** START OF Excerpted records **

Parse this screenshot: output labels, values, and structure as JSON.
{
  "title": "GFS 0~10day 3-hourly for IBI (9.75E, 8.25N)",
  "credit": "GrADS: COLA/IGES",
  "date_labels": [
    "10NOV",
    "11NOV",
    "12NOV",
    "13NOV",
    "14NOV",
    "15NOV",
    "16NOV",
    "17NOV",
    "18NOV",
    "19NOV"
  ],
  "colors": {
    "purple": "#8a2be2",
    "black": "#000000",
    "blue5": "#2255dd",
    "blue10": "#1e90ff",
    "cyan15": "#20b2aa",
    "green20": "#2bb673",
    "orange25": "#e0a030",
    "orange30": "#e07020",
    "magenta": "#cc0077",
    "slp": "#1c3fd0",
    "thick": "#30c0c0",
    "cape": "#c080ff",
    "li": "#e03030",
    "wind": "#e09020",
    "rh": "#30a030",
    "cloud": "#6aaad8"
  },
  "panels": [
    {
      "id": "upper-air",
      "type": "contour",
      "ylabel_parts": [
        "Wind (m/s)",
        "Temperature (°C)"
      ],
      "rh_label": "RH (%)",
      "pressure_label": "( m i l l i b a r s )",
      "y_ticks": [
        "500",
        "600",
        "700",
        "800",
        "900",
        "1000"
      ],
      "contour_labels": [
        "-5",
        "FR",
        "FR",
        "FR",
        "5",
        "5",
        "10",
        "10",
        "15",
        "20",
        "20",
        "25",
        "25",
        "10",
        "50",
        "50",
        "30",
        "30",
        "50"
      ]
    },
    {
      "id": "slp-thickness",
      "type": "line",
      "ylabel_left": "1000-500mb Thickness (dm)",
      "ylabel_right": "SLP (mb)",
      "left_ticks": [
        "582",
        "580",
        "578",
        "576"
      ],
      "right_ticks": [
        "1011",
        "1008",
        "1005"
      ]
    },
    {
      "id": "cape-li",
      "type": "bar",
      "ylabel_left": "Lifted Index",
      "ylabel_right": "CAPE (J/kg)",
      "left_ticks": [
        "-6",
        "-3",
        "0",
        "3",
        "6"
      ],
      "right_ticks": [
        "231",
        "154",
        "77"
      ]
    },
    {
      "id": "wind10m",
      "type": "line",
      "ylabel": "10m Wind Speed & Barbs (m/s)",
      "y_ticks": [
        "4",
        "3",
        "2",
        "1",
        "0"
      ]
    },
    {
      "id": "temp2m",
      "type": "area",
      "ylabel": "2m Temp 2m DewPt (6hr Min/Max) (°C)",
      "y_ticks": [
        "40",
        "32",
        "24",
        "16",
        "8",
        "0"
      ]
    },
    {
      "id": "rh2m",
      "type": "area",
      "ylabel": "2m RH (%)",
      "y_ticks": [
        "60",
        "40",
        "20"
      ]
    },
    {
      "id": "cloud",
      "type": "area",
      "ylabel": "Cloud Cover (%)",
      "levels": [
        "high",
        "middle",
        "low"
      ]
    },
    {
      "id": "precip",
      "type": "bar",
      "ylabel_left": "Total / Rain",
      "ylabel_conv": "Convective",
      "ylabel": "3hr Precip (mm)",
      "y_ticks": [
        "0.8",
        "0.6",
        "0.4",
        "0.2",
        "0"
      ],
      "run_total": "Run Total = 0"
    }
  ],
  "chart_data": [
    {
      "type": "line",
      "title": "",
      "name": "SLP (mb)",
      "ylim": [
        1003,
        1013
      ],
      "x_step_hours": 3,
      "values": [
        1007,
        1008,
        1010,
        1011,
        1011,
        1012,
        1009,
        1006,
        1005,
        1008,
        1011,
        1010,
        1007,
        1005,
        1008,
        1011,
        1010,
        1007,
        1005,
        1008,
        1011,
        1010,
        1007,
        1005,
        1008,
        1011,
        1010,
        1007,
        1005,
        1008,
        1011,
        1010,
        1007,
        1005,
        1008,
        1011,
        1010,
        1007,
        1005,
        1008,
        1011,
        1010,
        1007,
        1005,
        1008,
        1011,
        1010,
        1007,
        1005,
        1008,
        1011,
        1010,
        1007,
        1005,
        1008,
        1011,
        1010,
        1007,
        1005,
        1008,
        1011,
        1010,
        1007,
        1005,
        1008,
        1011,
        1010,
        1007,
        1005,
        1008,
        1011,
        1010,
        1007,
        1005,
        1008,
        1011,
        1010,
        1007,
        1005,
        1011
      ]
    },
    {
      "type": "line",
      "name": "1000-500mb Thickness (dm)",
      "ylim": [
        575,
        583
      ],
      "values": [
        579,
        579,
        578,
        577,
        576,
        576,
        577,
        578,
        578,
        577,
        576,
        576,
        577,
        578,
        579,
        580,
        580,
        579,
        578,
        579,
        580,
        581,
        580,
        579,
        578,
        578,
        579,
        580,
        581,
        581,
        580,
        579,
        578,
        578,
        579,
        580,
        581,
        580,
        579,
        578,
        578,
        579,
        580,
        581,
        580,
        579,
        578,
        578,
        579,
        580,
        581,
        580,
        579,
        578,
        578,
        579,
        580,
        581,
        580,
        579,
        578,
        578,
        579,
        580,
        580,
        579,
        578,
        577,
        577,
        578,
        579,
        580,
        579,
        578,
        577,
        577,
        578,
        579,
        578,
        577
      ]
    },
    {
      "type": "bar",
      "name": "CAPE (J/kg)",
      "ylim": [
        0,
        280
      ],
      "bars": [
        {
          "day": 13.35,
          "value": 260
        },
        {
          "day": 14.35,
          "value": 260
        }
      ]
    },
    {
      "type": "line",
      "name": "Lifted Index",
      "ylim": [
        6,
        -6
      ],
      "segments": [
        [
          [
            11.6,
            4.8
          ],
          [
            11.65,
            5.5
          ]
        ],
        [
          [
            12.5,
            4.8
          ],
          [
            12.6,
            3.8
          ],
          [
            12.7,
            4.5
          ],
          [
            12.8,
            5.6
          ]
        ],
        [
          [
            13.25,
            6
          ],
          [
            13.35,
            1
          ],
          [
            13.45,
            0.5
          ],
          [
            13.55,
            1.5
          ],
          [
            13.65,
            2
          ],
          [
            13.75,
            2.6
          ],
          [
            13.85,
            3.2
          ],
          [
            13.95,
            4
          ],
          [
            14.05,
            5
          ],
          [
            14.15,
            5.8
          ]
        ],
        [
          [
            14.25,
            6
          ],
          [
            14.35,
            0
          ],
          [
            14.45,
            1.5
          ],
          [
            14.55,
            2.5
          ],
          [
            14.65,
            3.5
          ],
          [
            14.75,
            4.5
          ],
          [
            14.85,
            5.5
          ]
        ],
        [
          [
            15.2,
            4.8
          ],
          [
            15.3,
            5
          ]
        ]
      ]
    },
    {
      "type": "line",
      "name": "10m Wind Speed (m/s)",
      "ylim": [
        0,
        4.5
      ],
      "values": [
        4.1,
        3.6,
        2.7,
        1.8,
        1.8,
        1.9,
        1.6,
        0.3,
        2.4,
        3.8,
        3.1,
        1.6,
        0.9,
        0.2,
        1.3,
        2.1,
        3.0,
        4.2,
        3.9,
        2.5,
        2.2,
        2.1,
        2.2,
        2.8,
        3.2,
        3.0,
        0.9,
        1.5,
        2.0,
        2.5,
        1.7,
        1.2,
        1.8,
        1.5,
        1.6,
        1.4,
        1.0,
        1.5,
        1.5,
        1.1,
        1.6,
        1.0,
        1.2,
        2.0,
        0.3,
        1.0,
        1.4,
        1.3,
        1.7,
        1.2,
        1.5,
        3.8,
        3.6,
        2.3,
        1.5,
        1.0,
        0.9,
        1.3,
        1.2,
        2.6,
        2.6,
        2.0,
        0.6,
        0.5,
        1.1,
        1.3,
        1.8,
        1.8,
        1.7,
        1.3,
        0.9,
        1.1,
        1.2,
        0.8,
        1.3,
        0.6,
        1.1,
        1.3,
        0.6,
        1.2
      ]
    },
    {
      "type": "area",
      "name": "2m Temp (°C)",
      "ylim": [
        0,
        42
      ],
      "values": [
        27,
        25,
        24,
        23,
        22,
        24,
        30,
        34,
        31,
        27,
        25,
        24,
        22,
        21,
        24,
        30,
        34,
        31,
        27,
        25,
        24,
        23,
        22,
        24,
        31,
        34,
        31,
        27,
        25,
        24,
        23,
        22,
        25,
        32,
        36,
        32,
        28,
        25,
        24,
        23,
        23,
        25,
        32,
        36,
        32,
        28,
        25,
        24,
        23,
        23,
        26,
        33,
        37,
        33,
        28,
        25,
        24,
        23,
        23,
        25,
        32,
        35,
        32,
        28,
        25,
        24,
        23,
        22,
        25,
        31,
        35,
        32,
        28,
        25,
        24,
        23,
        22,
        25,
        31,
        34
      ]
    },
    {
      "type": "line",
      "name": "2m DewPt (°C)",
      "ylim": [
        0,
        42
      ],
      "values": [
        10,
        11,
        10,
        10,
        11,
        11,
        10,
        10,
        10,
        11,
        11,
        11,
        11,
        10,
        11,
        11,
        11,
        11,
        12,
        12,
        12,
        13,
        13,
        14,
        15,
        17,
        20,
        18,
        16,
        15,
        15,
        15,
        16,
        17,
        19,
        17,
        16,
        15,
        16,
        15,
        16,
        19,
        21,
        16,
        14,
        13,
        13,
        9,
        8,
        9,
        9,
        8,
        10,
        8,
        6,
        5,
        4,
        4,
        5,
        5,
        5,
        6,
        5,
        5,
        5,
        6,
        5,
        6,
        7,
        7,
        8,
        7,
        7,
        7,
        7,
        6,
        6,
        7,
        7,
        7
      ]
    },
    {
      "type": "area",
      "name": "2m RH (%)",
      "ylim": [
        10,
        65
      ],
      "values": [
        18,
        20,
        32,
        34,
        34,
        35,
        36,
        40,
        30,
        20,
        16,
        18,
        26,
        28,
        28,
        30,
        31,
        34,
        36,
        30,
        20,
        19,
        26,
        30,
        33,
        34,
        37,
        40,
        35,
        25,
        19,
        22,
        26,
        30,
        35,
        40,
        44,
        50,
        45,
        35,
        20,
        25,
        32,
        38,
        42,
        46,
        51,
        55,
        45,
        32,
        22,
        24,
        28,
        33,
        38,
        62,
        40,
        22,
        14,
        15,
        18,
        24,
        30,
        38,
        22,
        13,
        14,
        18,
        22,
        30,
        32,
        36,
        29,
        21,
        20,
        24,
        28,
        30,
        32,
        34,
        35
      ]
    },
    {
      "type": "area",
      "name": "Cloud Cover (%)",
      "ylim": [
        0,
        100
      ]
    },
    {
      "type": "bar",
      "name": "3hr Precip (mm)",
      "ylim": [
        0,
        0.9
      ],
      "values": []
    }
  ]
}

** END OF Excerpted records **

Short exercise: Go through the records and gather the lines that hold "Lifted".

Exercise answer:
      "ylabel_left": "Lifted Index",
      "name": "Lifted Index",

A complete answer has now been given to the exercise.